--- START Provided records ---

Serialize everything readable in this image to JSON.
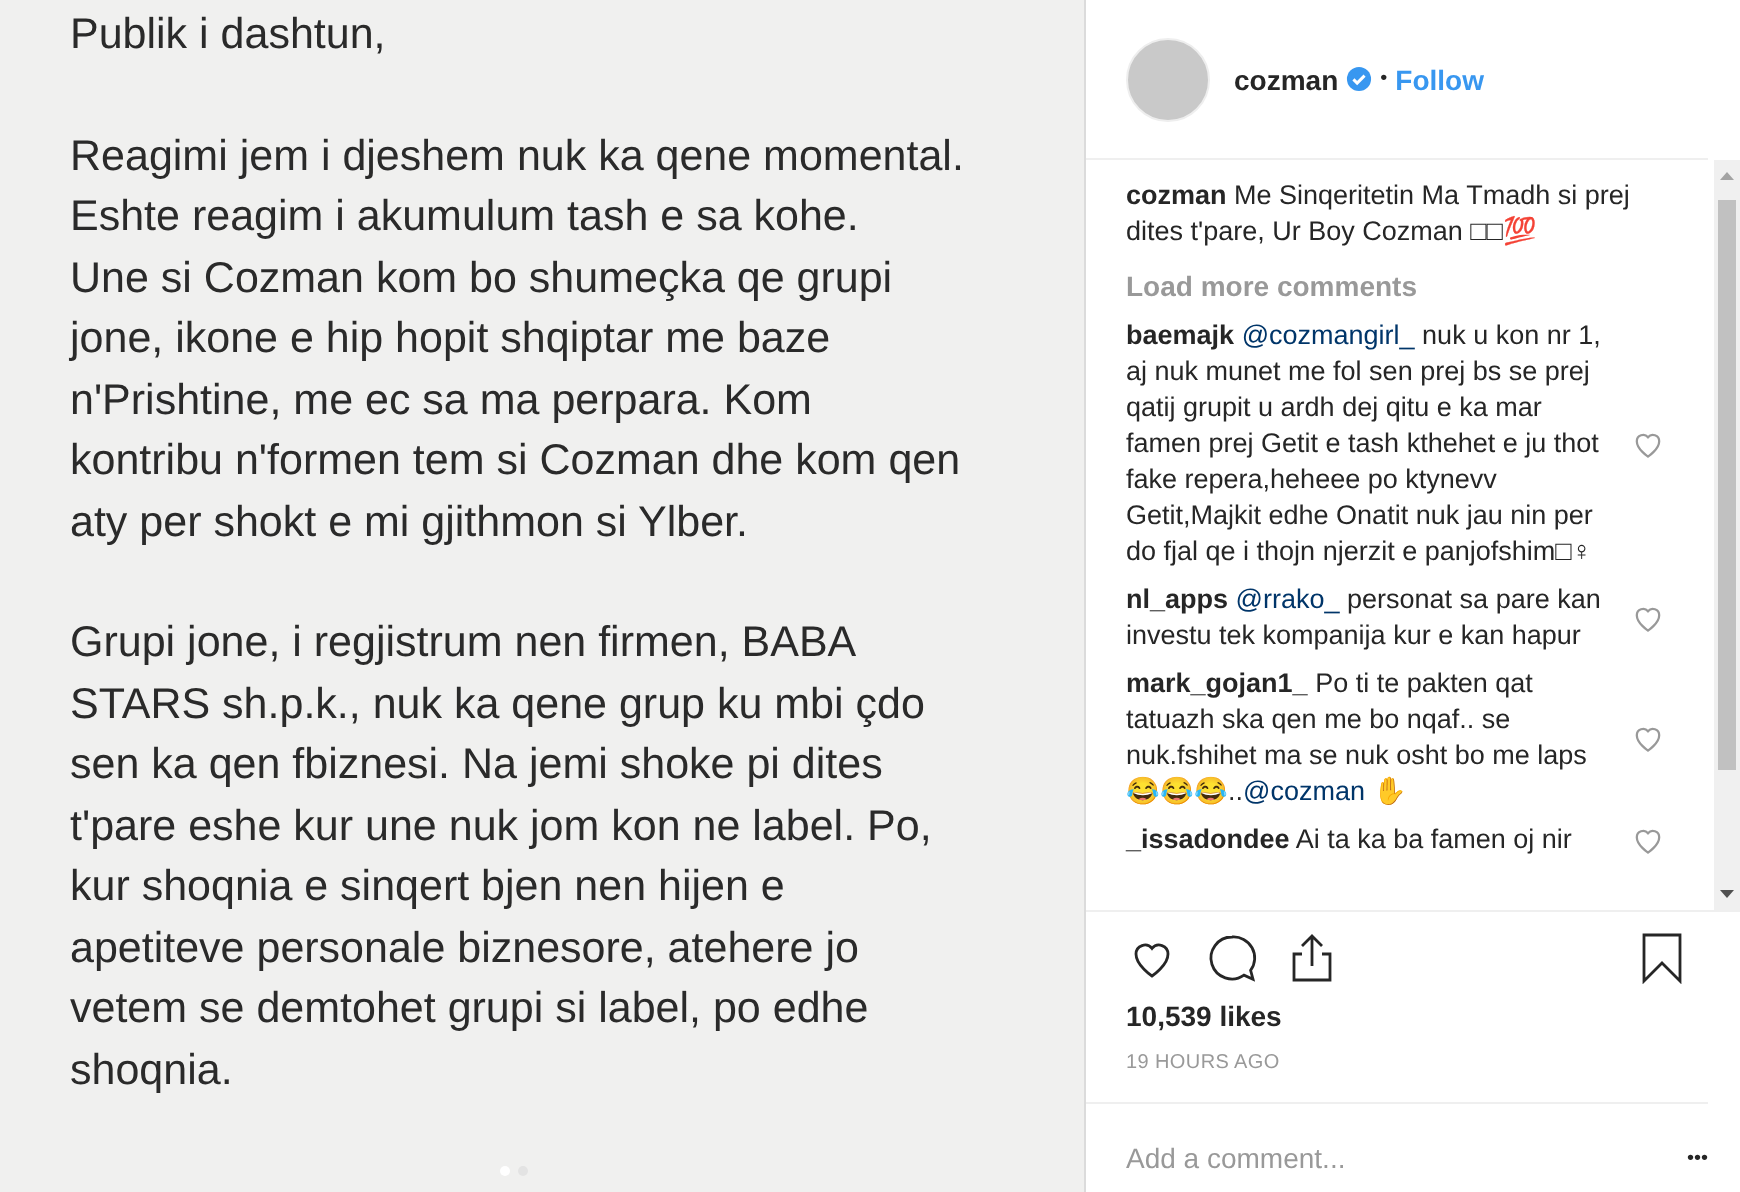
{
  "note": {
    "paragraphs": [
      [
        "Publik i dashtun,"
      ],
      [
        "Reagimi jem i djeshem nuk ka qene momental.",
        "Eshte reagim i akumulum tash e sa kohe.",
        "Une si Cozman kom bo shumeçka qe grupi",
        "jone, ikone e hip hopit shqiptar me baze",
        "n'Prishtine, me ec sa ma perpara. Kom",
        "kontribu n'formen tem si Cozman dhe kom qen",
        "aty per shokt e mi gjithmon si Ylber."
      ],
      [
        "Grupi jone, i regjistrum nen firmen, BABA",
        "STARS sh.p.k., nuk ka qene grup ku mbi çdo",
        "sen ka qen fbiznesi. Na jemi shoke pi dites",
        "t'pare eshe kur une nuk jom kon ne label. Po,",
        "kur shoqnia e sinqert bjen nen hijen e",
        "apetiteve personale biznesore, atehere jo",
        "vetem se demtohet grupi si label, po edhe",
        "shoqnia."
      ]
    ],
    "carousel": [
      {
        "selected": true
      },
      {
        "selected": false
      }
    ]
  },
  "header": {
    "username": "cozman",
    "verified": true,
    "separator": "•",
    "follow": "Follow"
  },
  "caption": {
    "username": "cozman",
    "text": "Me Sinqeritetin Ma Tmadh si prej dites t'pare, Ur Boy Cozman □□💯"
  },
  "load_more": "Load more comments",
  "comments": [
    {
      "username": "baemajk",
      "parts": [
        {
          "kind": "mention",
          "text": "@cozmangirl_"
        },
        {
          "kind": "text",
          "text": " nuk u kon nr 1, aj nuk munet me fol sen prej bs se prej qatij grupit u ardh dej qitu e ka mar famen prej Getit e tash kthehet e ju thot fake repera,heheee po ktynevv Getit,Majkit edhe Onatit nuk jau nin per do fjal qe i thojn njerzit e panjofshim□♀"
        }
      ],
      "liked": false
    },
    {
      "username": "nl_apps",
      "parts": [
        {
          "kind": "mention",
          "text": "@rrako_"
        },
        {
          "kind": "text",
          "text": " personat sa pare kan investu tek kompanija kur e kan hapur"
        }
      ],
      "liked": false
    },
    {
      "username": "mark_gojan1_",
      "parts": [
        {
          "kind": "text",
          "text": "Po ti te pakten qat tatuazh ska qen me bo nqaf.. se nuk.fshihet ma se nuk osht bo me laps 😂😂😂.."
        },
        {
          "kind": "mention",
          "text": "@cozman"
        },
        {
          "kind": "text",
          "text": " ✋"
        }
      ],
      "liked": false
    },
    {
      "username": "_issadondee",
      "parts": [
        {
          "kind": "text",
          "text": "Ai ta ka ba famen oj nir"
        }
      ],
      "liked": false
    }
  ],
  "actions": {
    "liked": false,
    "saved": false
  },
  "likes": "10,539 likes",
  "time": "19 HOURS AGO",
  "comment_field": {
    "placeholder": "Add a comment..."
  },
  "more": "•••"
}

--- END Provided records ---

- Stated task
Images in the data above are to be skipped. Retype all other material exactly.

- Expected output
Serialize everything readable in this image to JSON.
{
  "note": {
    "paragraphs": [
      [
        "Publik i dashtun,"
      ],
      [
        "Reagimi jem i djeshem nuk ka qene momental.",
        "Eshte reagim i akumulum tash e sa kohe.",
        "Une si Cozman kom bo shumeçka qe grupi",
        "jone, ikone e hip hopit shqiptar me baze",
        "n'Prishtine, me ec sa ma perpara. Kom",
        "kontribu n'formen tem si Cozman dhe kom qen",
        "aty per shokt e mi gjithmon si Ylber."
      ],
      [
        "Grupi jone, i regjistrum nen firmen, BABA",
        "STARS sh.p.k., nuk ka qene grup ku mbi çdo",
        "sen ka qen fbiznesi. Na jemi shoke pi dites",
        "t'pare eshe kur une nuk jom kon ne label. Po,",
        "kur shoqnia e sinqert bjen nen hijen e",
        "apetiteve personale biznesore, atehere jo",
        "vetem se demtohet grupi si label, po edhe",
        "shoqnia."
      ]
    ],
    "carousel": [
      {
        "selected": true
      },
      {
        "selected": false
      }
    ]
  },
  "header": {
    "username": "cozman",
    "verified": true,
    "separator": "•",
    "follow": "Follow"
  },
  "caption": {
    "username": "cozman",
    "text": "Me Sinqeritetin Ma Tmadh si prej dites t'pare, Ur Boy Cozman □□💯"
  },
  "load_more": "Load more comments",
  "comments": [
    {
      "username": "baemajk",
      "parts": [
        {
          "kind": "mention",
          "text": "@cozmangirl_"
        },
        {
          "kind": "text",
          "text": " nuk u kon nr 1, aj nuk munet me fol sen prej bs se prej qatij grupit u ardh dej qitu e ka mar famen prej Getit e tash kthehet e ju thot fake repera,heheee po ktynevv Getit,Majkit edhe Onatit nuk jau nin per do fjal qe i thojn njerzit e panjofshim□♀"
        }
      ],
      "liked": false
    },
    {
      "username": "nl_apps",
      "parts": [
        {
          "kind": "mention",
          "text": "@rrako_"
        },
        {
          "kind": "text",
          "text": " personat sa pare kan investu tek kompanija kur e kan hapur"
        }
      ],
      "liked": false
    },
    {
      "username": "mark_gojan1_",
      "parts": [
        {
          "kind": "text",
          "text": "Po ti te pakten qat tatuazh ska qen me bo nqaf.. se nuk.fshihet ma se nuk osht bo me laps 😂😂😂.."
        },
        {
          "kind": "mention",
          "text": "@cozman"
        },
        {
          "kind": "text",
          "text": " ✋"
        }
      ],
      "liked": false
    },
    {
      "username": "_issadondee",
      "parts": [
        {
          "kind": "text",
          "text": "Ai ta ka ba famen oj nir"
        }
      ],
      "liked": false
    }
  ],
  "actions": {
    "liked": false,
    "saved": false
  },
  "likes": "10,539 likes",
  "time": "19 HOURS AGO",
  "comment_field": {
    "placeholder": "Add a comment..."
  },
  "more": "•••"
}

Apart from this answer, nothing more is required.